▸ Your task
Can you copy every line of the listing below with no changes at all?

(Bounding box entries)
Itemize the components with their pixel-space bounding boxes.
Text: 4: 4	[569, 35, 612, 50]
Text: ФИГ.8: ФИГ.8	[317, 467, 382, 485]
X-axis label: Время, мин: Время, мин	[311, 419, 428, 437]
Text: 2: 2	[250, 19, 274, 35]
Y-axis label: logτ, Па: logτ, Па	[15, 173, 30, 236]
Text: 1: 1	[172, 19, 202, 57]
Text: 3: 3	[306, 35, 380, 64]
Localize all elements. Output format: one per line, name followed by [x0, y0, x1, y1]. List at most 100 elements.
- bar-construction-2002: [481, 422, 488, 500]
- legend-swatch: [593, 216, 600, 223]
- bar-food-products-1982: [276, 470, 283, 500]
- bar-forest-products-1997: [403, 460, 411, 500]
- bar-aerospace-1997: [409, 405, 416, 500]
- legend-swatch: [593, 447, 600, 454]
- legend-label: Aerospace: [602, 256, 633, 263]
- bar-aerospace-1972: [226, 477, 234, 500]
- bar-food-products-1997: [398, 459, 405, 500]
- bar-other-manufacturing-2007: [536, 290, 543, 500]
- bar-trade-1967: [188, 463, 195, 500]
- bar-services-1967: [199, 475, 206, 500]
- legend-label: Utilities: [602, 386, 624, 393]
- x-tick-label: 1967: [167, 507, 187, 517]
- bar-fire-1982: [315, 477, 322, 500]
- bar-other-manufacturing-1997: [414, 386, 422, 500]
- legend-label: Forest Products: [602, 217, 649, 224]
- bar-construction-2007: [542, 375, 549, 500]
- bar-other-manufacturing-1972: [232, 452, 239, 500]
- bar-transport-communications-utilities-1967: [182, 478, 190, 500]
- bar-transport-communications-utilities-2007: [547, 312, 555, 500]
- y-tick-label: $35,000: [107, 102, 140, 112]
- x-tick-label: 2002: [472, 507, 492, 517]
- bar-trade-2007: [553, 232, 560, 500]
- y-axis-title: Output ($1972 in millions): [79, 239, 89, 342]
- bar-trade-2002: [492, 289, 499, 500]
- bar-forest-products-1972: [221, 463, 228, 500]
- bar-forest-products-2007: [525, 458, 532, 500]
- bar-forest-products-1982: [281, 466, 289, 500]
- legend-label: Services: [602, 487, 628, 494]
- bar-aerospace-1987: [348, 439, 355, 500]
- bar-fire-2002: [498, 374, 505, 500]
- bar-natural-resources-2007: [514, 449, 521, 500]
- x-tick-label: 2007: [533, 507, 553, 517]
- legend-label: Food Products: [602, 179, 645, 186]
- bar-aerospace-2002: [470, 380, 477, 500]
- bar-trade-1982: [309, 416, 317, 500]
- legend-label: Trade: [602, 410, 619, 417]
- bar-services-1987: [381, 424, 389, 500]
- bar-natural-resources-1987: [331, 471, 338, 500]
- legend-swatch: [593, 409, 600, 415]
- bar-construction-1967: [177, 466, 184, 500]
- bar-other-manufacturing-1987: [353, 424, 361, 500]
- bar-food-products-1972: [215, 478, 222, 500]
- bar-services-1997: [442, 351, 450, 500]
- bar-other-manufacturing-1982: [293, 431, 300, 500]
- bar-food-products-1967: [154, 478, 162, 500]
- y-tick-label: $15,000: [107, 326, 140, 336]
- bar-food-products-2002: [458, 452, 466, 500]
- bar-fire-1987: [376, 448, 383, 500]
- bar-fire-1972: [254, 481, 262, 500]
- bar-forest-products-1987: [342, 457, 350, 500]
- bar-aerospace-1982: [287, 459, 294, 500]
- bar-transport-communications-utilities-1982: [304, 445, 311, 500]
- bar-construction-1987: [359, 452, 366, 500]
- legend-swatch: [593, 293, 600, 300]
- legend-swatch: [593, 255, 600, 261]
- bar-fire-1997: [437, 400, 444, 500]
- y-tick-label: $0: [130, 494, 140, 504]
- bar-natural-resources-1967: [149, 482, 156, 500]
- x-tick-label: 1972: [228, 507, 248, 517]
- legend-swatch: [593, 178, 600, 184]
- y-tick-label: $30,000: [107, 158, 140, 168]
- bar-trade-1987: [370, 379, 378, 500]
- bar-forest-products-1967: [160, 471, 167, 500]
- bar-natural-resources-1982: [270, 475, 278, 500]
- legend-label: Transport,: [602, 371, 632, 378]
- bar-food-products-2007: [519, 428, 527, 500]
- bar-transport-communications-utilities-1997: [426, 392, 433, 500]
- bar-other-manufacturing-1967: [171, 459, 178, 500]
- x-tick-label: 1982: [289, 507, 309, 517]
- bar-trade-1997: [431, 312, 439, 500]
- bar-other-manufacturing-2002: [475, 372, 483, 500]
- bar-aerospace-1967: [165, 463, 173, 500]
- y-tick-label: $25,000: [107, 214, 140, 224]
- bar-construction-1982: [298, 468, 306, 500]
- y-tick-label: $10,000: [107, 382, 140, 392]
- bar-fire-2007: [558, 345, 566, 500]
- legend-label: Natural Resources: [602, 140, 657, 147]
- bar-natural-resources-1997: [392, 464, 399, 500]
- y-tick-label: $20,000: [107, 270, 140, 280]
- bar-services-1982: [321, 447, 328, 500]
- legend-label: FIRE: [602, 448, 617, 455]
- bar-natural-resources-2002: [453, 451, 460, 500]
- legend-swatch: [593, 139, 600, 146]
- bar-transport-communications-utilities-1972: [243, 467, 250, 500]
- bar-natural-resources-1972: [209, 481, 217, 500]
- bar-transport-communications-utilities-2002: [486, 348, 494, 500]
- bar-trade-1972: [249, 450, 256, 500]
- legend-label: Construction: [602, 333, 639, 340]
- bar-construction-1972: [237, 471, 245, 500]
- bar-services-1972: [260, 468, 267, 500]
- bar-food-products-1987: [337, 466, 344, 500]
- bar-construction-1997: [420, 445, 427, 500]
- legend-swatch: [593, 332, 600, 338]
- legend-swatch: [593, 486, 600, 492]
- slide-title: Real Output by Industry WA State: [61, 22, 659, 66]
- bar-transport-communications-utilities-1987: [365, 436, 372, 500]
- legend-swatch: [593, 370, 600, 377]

▸ Result of the task
Itemize the components with their pixel-space bounding boxes.
Text: 4: 4	[569, 35, 612, 50]
Text: ФИГ.8: ФИГ.8	[317, 467, 382, 485]
X-axis label: Время, мин: Время, мин	[311, 419, 428, 437]
Text: 2: 2	[250, 19, 274, 35]
Y-axis label: logτ, Па: logτ, Па	[15, 173, 30, 236]
Text: 1: 1	[172, 19, 202, 57]
Text: 3: 3	[306, 35, 380, 64]
Localize all elements. Output format: one per line, name followed by [x0, y0, x1, y1]. List at most 100 elements.
- bar-construction-2002: [481, 422, 488, 500]
- legend-swatch: [593, 216, 600, 223]
- bar-food-products-1982: [276, 470, 283, 500]
- bar-forest-products-1997: [403, 460, 411, 500]
- bar-aerospace-1997: [409, 405, 416, 500]
- legend-swatch: [593, 447, 600, 454]
- legend-label: Aerospace: [602, 256, 633, 263]
- bar-aerospace-1972: [226, 477, 234, 500]
- bar-food-products-1997: [398, 459, 405, 500]
- bar-other-manufacturing-2007: [536, 290, 543, 500]
- bar-trade-1967: [188, 463, 195, 500]
- bar-services-1967: [199, 475, 206, 500]
- legend-label: Utilities: [602, 386, 624, 393]
- x-tick-label: 1967: [167, 507, 187, 517]
- bar-fire-1982: [315, 477, 322, 500]
- bar-other-manufacturing-1997: [414, 386, 422, 500]
- legend-label: Forest Products: [602, 217, 649, 224]
- bar-construction-2007: [542, 375, 549, 500]
- bar-other-manufacturing-1972: [232, 452, 239, 500]
- bar-transport-communications-utilities-1967: [182, 478, 190, 500]
- bar-transport-communications-utilities-2007: [547, 312, 555, 500]
- y-tick-label: $35,000: [107, 102, 140, 112]
- x-tick-label: 2002: [472, 507, 492, 517]
- bar-trade-2007: [553, 232, 560, 500]
- y-axis-title: Output ($1972 in millions): [79, 239, 89, 342]
- bar-trade-2002: [492, 289, 499, 500]
- bar-forest-products-1972: [221, 463, 228, 500]
- bar-forest-products-2007: [525, 458, 532, 500]
- bar-forest-products-1982: [281, 466, 289, 500]
- legend-label: Services: [602, 487, 628, 494]
- bar-aerospace-1987: [348, 439, 355, 500]
- bar-fire-2002: [498, 374, 505, 500]
- bar-natural-resources-2007: [514, 449, 521, 500]
- x-tick-label: 2007: [533, 507, 553, 517]
- legend-label: Food Products: [602, 179, 645, 186]
- bar-aerospace-2002: [470, 380, 477, 500]
- bar-trade-1982: [309, 416, 317, 500]
- legend-label: Trade: [602, 410, 619, 417]
- bar-services-1987: [381, 424, 389, 500]
- bar-natural-resources-1987: [331, 471, 338, 500]
- legend-swatch: [593, 409, 600, 415]
- bar-construction-1967: [177, 466, 184, 500]
- bar-other-manufacturing-1987: [353, 424, 361, 500]
- bar-food-products-1972: [215, 478, 222, 500]
- bar-services-1997: [442, 351, 450, 500]
- bar-other-manufacturing-1982: [293, 431, 300, 500]
- bar-food-products-1967: [154, 478, 162, 500]
- y-tick-label: $15,000: [107, 326, 140, 336]
- bar-food-products-2002: [458, 452, 466, 500]
- bar-fire-1987: [376, 448, 383, 500]
- bar-fire-1972: [254, 481, 262, 500]
- bar-forest-products-1987: [342, 457, 350, 500]
- bar-aerospace-1982: [287, 459, 294, 500]
- bar-transport-communications-utilities-1982: [304, 445, 311, 500]
- bar-construction-1987: [359, 452, 366, 500]
- legend-swatch: [593, 293, 600, 300]
- legend-swatch: [593, 255, 600, 261]
- bar-fire-1997: [437, 400, 444, 500]
- y-tick-label: $0: [130, 494, 140, 504]
- bar-natural-resources-1967: [149, 482, 156, 500]
- x-tick-label: 1972: [228, 507, 248, 517]
- legend-swatch: [593, 178, 600, 184]
- y-tick-label: $30,000: [107, 158, 140, 168]
- bar-trade-1987: [370, 379, 378, 500]
- bar-forest-products-1967: [160, 471, 167, 500]
- bar-natural-resources-1982: [270, 475, 278, 500]
- legend-label: Transport,: [602, 371, 632, 378]
- bar-food-products-2007: [519, 428, 527, 500]
- bar-transport-communications-utilities-1997: [426, 392, 433, 500]
- bar-other-manufacturing-1967: [171, 459, 178, 500]
- x-tick-label: 1982: [289, 507, 309, 517]
- bar-trade-1997: [431, 312, 439, 500]
- bar-other-manufacturing-2002: [475, 372, 483, 500]
- bar-aerospace-1967: [165, 463, 173, 500]
- y-tick-label: $25,000: [107, 214, 140, 224]
- bar-construction-1982: [298, 468, 306, 500]
- y-tick-label: $10,000: [107, 382, 140, 392]
- bar-fire-2007: [558, 345, 566, 500]
- legend-label: Natural Resources: [602, 140, 657, 147]
- bar-natural-resources-1997: [392, 464, 399, 500]
- y-tick-label: $20,000: [107, 270, 140, 280]
- bar-services-1982: [321, 447, 328, 500]
- legend-label: FIRE: [602, 448, 617, 455]
- bar-natural-resources-2002: [453, 451, 460, 500]
- legend-swatch: [593, 139, 600, 146]
- bar-transport-communications-utilities-1972: [243, 467, 250, 500]
- bar-natural-resources-1972: [209, 481, 217, 500]
- bar-transport-communications-utilities-2002: [486, 348, 494, 500]
- bar-trade-1972: [249, 450, 256, 500]
- legend-label: Construction: [602, 333, 639, 340]
- bar-construction-1972: [237, 471, 245, 500]
- bar-services-1972: [260, 468, 267, 500]
- bar-food-products-1987: [337, 466, 344, 500]
- bar-construction-1997: [420, 445, 427, 500]
- legend-swatch: [593, 332, 600, 338]
- legend-swatch: [593, 486, 600, 492]
- slide-title: Real Output by Industry WA State: [61, 22, 659, 66]
- bar-transport-communications-utilities-1987: [365, 436, 372, 500]
- legend-swatch: [593, 370, 600, 377]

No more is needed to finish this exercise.